The listing must be reproduced in full, exactly as it stands.
--- Begin ---
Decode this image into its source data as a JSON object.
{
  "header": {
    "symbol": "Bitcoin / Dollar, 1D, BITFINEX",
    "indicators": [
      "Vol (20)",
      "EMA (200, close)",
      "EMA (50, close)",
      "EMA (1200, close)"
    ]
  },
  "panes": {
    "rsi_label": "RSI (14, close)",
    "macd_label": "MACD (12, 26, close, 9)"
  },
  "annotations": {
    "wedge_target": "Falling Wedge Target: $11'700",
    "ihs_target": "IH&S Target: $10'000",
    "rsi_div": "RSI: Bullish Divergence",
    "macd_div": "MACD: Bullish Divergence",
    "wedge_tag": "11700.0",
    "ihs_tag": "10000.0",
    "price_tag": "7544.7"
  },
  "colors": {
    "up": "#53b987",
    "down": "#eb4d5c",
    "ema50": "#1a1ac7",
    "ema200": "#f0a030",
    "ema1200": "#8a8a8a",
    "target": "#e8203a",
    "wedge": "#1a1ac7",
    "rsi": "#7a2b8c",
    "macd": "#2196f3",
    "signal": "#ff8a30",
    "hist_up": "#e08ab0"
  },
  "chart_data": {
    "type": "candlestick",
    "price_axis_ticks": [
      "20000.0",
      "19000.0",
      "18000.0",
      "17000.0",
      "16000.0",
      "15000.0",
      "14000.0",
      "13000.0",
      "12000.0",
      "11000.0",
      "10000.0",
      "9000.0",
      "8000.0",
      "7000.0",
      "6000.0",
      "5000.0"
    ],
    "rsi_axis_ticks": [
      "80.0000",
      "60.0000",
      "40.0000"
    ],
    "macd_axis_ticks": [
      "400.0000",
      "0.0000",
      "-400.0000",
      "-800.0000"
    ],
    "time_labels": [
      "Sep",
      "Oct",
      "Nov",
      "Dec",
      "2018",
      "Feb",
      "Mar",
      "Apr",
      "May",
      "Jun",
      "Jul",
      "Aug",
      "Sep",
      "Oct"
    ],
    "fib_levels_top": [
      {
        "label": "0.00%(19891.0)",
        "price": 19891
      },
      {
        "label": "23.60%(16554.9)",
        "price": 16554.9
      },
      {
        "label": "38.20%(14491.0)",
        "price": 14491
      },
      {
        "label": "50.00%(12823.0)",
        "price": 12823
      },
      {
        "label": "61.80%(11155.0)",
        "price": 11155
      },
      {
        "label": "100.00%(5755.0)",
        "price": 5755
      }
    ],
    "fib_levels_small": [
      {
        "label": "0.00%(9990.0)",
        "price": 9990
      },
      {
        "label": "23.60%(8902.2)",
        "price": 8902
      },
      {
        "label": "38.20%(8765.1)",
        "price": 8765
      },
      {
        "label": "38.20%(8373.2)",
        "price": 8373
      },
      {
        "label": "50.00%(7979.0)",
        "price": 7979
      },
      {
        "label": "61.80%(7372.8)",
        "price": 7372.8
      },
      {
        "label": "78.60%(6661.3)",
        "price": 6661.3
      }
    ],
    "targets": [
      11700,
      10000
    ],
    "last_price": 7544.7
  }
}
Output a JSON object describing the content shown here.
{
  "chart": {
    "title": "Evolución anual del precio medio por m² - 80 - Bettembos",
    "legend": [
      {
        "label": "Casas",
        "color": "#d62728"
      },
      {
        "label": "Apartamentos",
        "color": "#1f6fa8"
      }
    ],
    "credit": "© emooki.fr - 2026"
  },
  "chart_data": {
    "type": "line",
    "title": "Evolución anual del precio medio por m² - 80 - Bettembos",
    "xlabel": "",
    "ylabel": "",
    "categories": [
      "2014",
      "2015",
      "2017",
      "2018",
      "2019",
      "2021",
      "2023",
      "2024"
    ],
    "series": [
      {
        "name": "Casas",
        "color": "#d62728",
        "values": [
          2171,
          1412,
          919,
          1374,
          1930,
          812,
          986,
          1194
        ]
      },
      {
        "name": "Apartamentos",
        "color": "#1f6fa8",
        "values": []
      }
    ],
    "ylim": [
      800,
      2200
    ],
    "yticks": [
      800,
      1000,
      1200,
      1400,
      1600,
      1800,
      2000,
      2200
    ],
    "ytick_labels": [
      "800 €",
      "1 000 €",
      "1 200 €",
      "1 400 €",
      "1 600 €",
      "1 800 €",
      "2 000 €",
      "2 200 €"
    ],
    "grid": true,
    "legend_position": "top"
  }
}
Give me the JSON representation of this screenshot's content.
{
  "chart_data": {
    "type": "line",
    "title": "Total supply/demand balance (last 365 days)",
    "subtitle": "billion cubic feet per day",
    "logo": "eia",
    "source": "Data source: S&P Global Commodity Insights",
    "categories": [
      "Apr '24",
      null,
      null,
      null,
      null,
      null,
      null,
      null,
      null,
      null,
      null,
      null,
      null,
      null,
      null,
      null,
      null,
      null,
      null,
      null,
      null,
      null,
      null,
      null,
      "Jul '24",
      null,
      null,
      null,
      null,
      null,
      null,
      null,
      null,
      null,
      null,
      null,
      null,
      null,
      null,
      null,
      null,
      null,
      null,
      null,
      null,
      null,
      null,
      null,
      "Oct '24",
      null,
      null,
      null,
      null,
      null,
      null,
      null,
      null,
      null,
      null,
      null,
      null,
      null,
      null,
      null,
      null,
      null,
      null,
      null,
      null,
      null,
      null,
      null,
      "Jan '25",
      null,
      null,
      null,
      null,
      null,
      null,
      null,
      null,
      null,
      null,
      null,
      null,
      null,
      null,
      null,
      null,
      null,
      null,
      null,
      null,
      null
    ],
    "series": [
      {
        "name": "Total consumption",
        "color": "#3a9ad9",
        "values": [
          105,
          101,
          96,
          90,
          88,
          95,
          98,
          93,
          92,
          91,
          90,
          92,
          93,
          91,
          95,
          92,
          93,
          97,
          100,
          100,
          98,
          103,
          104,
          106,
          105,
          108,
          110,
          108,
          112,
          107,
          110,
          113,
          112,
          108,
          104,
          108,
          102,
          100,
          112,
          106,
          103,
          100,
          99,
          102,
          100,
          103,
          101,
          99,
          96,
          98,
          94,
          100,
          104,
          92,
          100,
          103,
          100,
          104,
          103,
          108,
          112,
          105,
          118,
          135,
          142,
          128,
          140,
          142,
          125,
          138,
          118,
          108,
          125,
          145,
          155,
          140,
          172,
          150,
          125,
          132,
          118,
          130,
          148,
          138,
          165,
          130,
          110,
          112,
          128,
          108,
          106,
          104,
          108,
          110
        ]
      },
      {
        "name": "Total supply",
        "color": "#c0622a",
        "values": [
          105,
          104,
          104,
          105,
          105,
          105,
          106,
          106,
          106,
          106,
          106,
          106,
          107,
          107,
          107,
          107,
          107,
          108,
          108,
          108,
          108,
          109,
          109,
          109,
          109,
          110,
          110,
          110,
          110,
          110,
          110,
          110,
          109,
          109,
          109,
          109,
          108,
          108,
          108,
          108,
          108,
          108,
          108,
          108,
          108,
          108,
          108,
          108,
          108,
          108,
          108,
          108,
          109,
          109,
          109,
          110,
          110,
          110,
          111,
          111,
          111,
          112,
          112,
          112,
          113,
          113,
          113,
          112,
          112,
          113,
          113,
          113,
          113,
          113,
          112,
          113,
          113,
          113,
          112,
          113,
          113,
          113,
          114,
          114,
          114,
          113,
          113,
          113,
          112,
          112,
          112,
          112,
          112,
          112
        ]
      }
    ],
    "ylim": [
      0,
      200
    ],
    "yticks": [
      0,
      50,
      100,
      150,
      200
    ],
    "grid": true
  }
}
--- End ---
Exercise answer:
Decode this image into its source data as a JSON object.
{
  "header": {
    "symbol": "Bitcoin / Dollar, 1D, BITFINEX",
    "indicators": [
      "Vol (20)",
      "EMA (200, close)",
      "EMA (50, close)",
      "EMA (1200, close)"
    ]
  },
  "panes": {
    "rsi_label": "RSI (14, close)",
    "macd_label": "MACD (12, 26, close, 9)"
  },
  "annotations": {
    "wedge_target": "Falling Wedge Target: $11'700",
    "ihs_target": "IH&S Target: $10'000",
    "rsi_div": "RSI: Bullish Divergence",
    "macd_div": "MACD: Bullish Divergence",
    "wedge_tag": "11700.0",
    "ihs_tag": "10000.0",
    "price_tag": "7544.7"
  },
  "colors": {
    "up": "#53b987",
    "down": "#eb4d5c",
    "ema50": "#1a1ac7",
    "ema200": "#f0a030",
    "ema1200": "#8a8a8a",
    "target": "#e8203a",
    "wedge": "#1a1ac7",
    "rsi": "#7a2b8c",
    "macd": "#2196f3",
    "signal": "#ff8a30",
    "hist_up": "#e08ab0"
  },
  "chart_data": {
    "type": "candlestick",
    "price_axis_ticks": [
      "20000.0",
      "19000.0",
      "18000.0",
      "17000.0",
      "16000.0",
      "15000.0",
      "14000.0",
      "13000.0",
      "12000.0",
      "11000.0",
      "10000.0",
      "9000.0",
      "8000.0",
      "7000.0",
      "6000.0",
      "5000.0"
    ],
    "rsi_axis_ticks": [
      "80.0000",
      "60.0000",
      "40.0000"
    ],
    "macd_axis_ticks": [
      "400.0000",
      "0.0000",
      "-400.0000",
      "-800.0000"
    ],
    "time_labels": [
      "Sep",
      "Oct",
      "Nov",
      "Dec",
      "2018",
      "Feb",
      "Mar",
      "Apr",
      "May",
      "Jun",
      "Jul",
      "Aug",
      "Sep",
      "Oct"
    ],
    "fib_levels_top": [
      {
        "label": "0.00%(19891.0)",
        "price": 19891
      },
      {
        "label": "23.60%(16554.9)",
        "price": 16554.9
      },
      {
        "label": "38.20%(14491.0)",
        "price": 14491
      },
      {
        "label": "50.00%(12823.0)",
        "price": 12823
      },
      {
        "label": "61.80%(11155.0)",
        "price": 11155
      },
      {
        "label": "100.00%(5755.0)",
        "price": 5755
      }
    ],
    "fib_levels_small": [
      {
        "label": "0.00%(9990.0)",
        "price": 9990
      },
      {
        "label": "23.60%(8902.2)",
        "price": 8902
      },
      {
        "label": "38.20%(8765.1)",
        "price": 8765
      },
      {
        "label": "38.20%(8373.2)",
        "price": 8373
      },
      {
        "label": "50.00%(7979.0)",
        "price": 7979
      },
      {
        "label": "61.80%(7372.8)",
        "price": 7372.8
      },
      {
        "label": "78.60%(6661.3)",
        "price": 6661.3
      }
    ],
    "targets": [
      11700,
      10000
    ],
    "last_price": 7544.7
  }
}
Output a JSON object describing the content shown here.
{
  "chart": {
    "title": "Evolución anual del precio medio por m² - 80 - Bettembos",
    "legend": [
      {
        "label": "Casas",
        "color": "#d62728"
      },
      {
        "label": "Apartamentos",
        "color": "#1f6fa8"
      }
    ],
    "credit": "© emooki.fr - 2026"
  },
  "chart_data": {
    "type": "line",
    "title": "Evolución anual del precio medio por m² - 80 - Bettembos",
    "xlabel": "",
    "ylabel": "",
    "categories": [
      "2014",
      "2015",
      "2017",
      "2018",
      "2019",
      "2021",
      "2023",
      "2024"
    ],
    "series": [
      {
        "name": "Casas",
        "color": "#d62728",
        "values": [
          2171,
          1412,
          919,
          1374,
          1930,
          812,
          986,
          1194
        ]
      },
      {
        "name": "Apartamentos",
        "color": "#1f6fa8",
        "values": []
      }
    ],
    "ylim": [
      800,
      2200
    ],
    "yticks": [
      800,
      1000,
      1200,
      1400,
      1600,
      1800,
      2000,
      2200
    ],
    "ytick_labels": [
      "800 €",
      "1 000 €",
      "1 200 €",
      "1 400 €",
      "1 600 €",
      "1 800 €",
      "2 000 €",
      "2 200 €"
    ],
    "grid": true,
    "legend_position": "top"
  }
}
Give me the JSON representation of this screenshot's content.
{
  "chart_data": {
    "type": "line",
    "title": "Total supply/demand balance (last 365 days)",
    "subtitle": "billion cubic feet per day",
    "logo": "eia",
    "source": "Data source: S&P Global Commodity Insights",
    "categories": [
      "Apr '24",
      null,
      null,
      null,
      null,
      null,
      null,
      null,
      null,
      null,
      null,
      null,
      null,
      null,
      null,
      null,
      null,
      null,
      null,
      null,
      null,
      null,
      null,
      null,
      "Jul '24",
      null,
      null,
      null,
      null,
      null,
      null,
      null,
      null,
      null,
      null,
      null,
      null,
      null,
      null,
      null,
      null,
      null,
      null,
      null,
      null,
      null,
      null,
      null,
      "Oct '24",
      null,
      null,
      null,
      null,
      null,
      null,
      null,
      null,
      null,
      null,
      null,
      null,
      null,
      null,
      null,
      null,
      null,
      null,
      null,
      null,
      null,
      null,
      null,
      "Jan '25",
      null,
      null,
      null,
      null,
      null,
      null,
      null,
      null,
      null,
      null,
      null,
      null,
      null,
      null,
      null,
      null,
      null,
      null,
      null,
      null,
      null
    ],
    "series": [
      {
        "name": "Total consumption",
        "color": "#3a9ad9",
        "values": [
          105,
          101,
          96,
          90,
          88,
          95,
          98,
          93,
          92,
          91,
          90,
          92,
          93,
          91,
          95,
          92,
          93,
          97,
          100,
          100,
          98,
          103,
          104,
          106,
          105,
          108,
          110,
          108,
          112,
          107,
          110,
          113,
          112,
          108,
          104,
          108,
          102,
          100,
          112,
          106,
          103,
          100,
          99,
          102,
          100,
          103,
          101,
          99,
          96,
          98,
          94,
          100,
          104,
          92,
          100,
          103,
          100,
          104,
          103,
          108,
          112,
          105,
          118,
          135,
          142,
          128,
          140,
          142,
          125,
          138,
          118,
          108,
          125,
          145,
          155,
          140,
          172,
          150,
          125,
          132,
          118,
          130,
          148,
          138,
          165,
          130,
          110,
          112,
          128,
          108,
          106,
          104,
          108,
          110
        ]
      },
      {
        "name": "Total supply",
        "color": "#c0622a",
        "values": [
          105,
          104,
          104,
          105,
          105,
          105,
          106,
          106,
          106,
          106,
          106,
          106,
          107,
          107,
          107,
          107,
          107,
          108,
          108,
          108,
          108,
          109,
          109,
          109,
          109,
          110,
          110,
          110,
          110,
          110,
          110,
          110,
          109,
          109,
          109,
          109,
          108,
          108,
          108,
          108,
          108,
          108,
          108,
          108,
          108,
          108,
          108,
          108,
          108,
          108,
          108,
          108,
          109,
          109,
          109,
          110,
          110,
          110,
          111,
          111,
          111,
          112,
          112,
          112,
          113,
          113,
          113,
          112,
          112,
          113,
          113,
          113,
          113,
          113,
          112,
          113,
          113,
          113,
          112,
          113,
          113,
          113,
          114,
          114,
          114,
          113,
          113,
          113,
          112,
          112,
          112,
          112,
          112,
          112
        ]
      }
    ],
    "ylim": [
      0,
      200
    ],
    "yticks": [
      0,
      50,
      100,
      150,
      200
    ],
    "grid": true
  }
}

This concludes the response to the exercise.